(Records from a collection of figures)

***

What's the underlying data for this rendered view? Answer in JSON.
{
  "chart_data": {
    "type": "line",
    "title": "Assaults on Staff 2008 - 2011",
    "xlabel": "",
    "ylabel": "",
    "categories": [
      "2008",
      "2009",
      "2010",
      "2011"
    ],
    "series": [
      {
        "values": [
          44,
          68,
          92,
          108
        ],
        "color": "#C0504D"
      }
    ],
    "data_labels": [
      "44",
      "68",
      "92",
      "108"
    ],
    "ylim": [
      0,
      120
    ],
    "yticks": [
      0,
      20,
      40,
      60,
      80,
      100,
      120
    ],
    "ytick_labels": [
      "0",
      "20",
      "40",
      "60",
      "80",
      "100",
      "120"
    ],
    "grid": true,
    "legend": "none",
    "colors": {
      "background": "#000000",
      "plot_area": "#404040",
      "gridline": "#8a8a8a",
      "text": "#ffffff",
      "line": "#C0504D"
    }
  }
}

***

• _Problem details_
Restate every line of the data word for word.

• _Answer to the exercise_
What's the underlying data for this rendered view? Answer in JSON.
{
  "chart_data": {
    "type": "line",
    "title": "Assaults on Staff 2008 - 2011",
    "xlabel": "",
    "ylabel": "",
    "categories": [
      "2008",
      "2009",
      "2010",
      "2011"
    ],
    "series": [
      {
        "values": [
          44,
          68,
          92,
          108
        ],
        "color": "#C0504D"
      }
    ],
    "data_labels": [
      "44",
      "68",
      "92",
      "108"
    ],
    "ylim": [
      0,
      120
    ],
    "yticks": [
      0,
      20,
      40,
      60,
      80,
      100,
      120
    ],
    "ytick_labels": [
      "0",
      "20",
      "40",
      "60",
      "80",
      "100",
      "120"
    ],
    "grid": true,
    "legend": "none",
    "colors": {
      "background": "#000000",
      "plot_area": "#404040",
      "gridline": "#8a8a8a",
      "text": "#ffffff",
      "line": "#C0504D"
    }
  }
}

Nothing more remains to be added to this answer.